## Begin Records to use
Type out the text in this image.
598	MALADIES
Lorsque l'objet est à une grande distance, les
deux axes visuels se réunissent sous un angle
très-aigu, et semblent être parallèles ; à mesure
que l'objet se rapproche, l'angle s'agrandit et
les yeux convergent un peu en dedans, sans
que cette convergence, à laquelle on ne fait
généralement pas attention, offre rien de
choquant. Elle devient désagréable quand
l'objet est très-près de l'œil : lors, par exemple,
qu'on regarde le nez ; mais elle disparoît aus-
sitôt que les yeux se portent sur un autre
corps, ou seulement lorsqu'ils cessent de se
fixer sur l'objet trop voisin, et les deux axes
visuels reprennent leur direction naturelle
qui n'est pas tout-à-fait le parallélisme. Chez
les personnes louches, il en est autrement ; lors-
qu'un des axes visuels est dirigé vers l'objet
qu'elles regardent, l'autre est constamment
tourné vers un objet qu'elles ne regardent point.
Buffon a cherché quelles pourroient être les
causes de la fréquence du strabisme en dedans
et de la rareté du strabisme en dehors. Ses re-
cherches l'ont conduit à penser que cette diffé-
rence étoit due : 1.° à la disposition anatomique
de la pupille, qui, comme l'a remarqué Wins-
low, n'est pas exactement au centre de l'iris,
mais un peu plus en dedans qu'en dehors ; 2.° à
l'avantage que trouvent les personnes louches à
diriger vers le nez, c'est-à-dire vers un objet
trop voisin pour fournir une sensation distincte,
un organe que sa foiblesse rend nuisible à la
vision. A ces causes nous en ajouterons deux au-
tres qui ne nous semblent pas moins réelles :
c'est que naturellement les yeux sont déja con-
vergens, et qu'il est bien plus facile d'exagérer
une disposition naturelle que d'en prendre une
## End Records to use
## Begin Records to use
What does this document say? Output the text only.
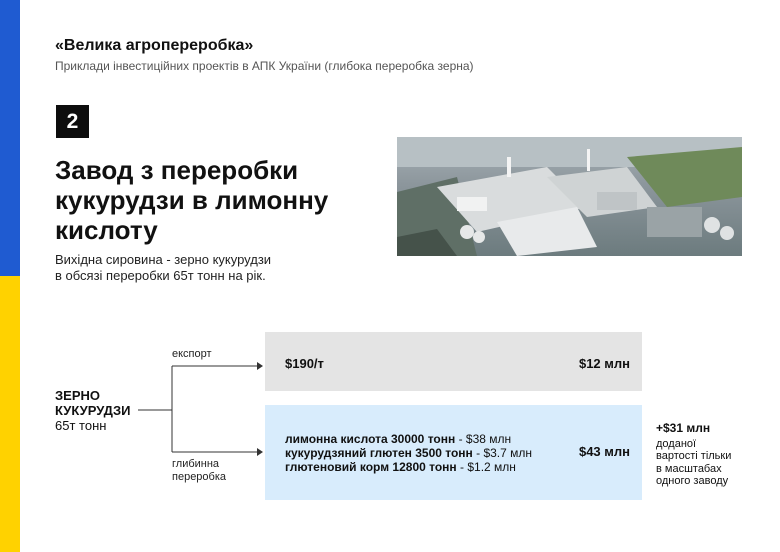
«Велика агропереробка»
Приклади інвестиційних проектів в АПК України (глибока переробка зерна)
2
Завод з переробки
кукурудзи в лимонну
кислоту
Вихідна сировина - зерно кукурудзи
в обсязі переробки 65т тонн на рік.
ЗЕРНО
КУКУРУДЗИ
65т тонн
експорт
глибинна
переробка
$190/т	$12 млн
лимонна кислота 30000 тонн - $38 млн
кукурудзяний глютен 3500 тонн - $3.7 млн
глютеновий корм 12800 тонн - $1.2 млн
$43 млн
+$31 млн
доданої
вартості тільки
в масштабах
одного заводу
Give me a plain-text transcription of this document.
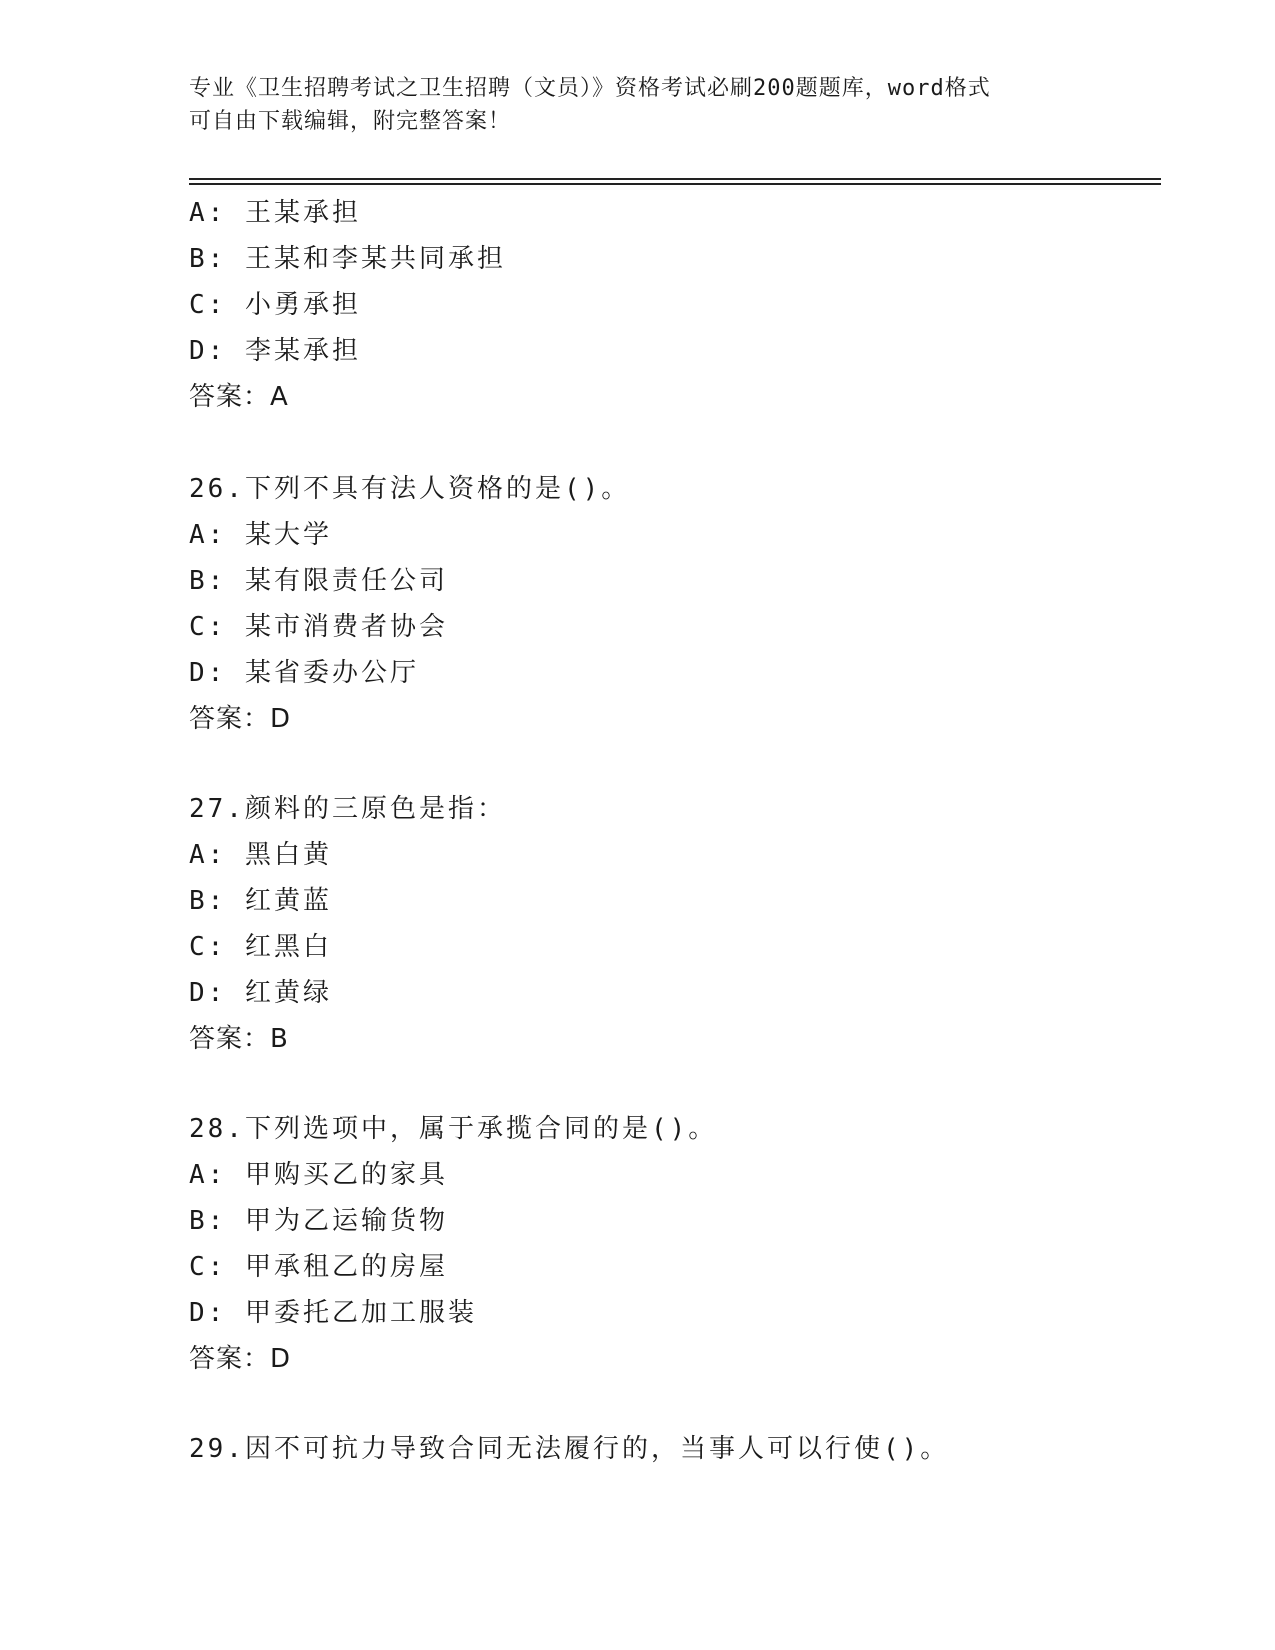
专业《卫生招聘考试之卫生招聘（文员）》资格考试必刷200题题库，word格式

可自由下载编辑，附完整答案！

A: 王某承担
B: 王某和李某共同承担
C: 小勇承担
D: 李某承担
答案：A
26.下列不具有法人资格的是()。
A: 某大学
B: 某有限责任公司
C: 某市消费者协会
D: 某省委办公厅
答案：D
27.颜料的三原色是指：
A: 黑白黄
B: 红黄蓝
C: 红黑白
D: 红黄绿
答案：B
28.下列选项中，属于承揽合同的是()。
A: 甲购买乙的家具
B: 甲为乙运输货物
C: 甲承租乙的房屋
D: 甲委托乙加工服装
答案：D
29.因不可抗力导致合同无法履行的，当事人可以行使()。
## End Records to use
Aim of the exercise>
How many lines in the records above contain the word "plus"? Give only the number.

Exercise output>
2